> Work to do
Copy nothing but the text: reproduce each line of the listing exactly and leave the pictures out.

— start of Records supplied —

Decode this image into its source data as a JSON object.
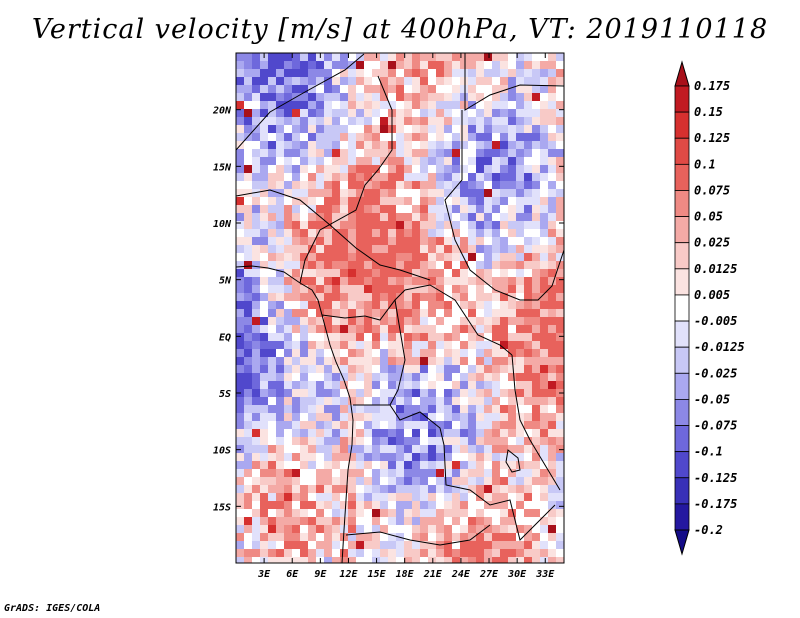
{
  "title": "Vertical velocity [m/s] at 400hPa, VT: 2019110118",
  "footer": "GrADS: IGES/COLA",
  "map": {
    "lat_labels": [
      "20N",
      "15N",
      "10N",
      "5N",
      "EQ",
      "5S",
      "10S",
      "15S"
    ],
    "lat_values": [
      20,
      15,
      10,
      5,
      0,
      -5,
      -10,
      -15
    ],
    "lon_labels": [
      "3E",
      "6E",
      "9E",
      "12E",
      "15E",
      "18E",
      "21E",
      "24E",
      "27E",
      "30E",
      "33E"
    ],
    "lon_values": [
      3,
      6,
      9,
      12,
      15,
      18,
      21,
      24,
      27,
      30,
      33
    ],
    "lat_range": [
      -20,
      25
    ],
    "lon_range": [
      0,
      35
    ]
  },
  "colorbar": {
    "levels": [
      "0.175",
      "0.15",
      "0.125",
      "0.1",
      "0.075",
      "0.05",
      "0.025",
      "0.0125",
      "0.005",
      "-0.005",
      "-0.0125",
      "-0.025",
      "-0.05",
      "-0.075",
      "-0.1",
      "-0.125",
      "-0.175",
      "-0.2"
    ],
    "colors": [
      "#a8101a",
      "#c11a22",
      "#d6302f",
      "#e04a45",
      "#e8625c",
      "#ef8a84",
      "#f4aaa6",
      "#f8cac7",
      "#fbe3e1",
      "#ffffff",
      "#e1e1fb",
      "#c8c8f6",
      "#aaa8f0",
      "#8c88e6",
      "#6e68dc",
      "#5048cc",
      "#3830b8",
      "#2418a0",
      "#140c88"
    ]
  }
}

— end of Records supplied —

> Exercise output
Decode this image into its source data as a JSON object.
{
  "title": "Vertical velocity [m/s] at 400hPa, VT: 2019110118",
  "footer": "GrADS: IGES/COLA",
  "map": {
    "lat_labels": [
      "20N",
      "15N",
      "10N",
      "5N",
      "EQ",
      "5S",
      "10S",
      "15S"
    ],
    "lat_values": [
      20,
      15,
      10,
      5,
      0,
      -5,
      -10,
      -15
    ],
    "lon_labels": [
      "3E",
      "6E",
      "9E",
      "12E",
      "15E",
      "18E",
      "21E",
      "24E",
      "27E",
      "30E",
      "33E"
    ],
    "lon_values": [
      3,
      6,
      9,
      12,
      15,
      18,
      21,
      24,
      27,
      30,
      33
    ],
    "lat_range": [
      -20,
      25
    ],
    "lon_range": [
      0,
      35
    ]
  },
  "colorbar": {
    "levels": [
      "0.175",
      "0.15",
      "0.125",
      "0.1",
      "0.075",
      "0.05",
      "0.025",
      "0.0125",
      "0.005",
      "-0.005",
      "-0.0125",
      "-0.025",
      "-0.05",
      "-0.075",
      "-0.1",
      "-0.125",
      "-0.175",
      "-0.2"
    ],
    "colors": [
      "#a8101a",
      "#c11a22",
      "#d6302f",
      "#e04a45",
      "#e8625c",
      "#ef8a84",
      "#f4aaa6",
      "#f8cac7",
      "#fbe3e1",
      "#ffffff",
      "#e1e1fb",
      "#c8c8f6",
      "#aaa8f0",
      "#8c88e6",
      "#6e68dc",
      "#5048cc",
      "#3830b8",
      "#2418a0",
      "#140c88"
    ]
  }
}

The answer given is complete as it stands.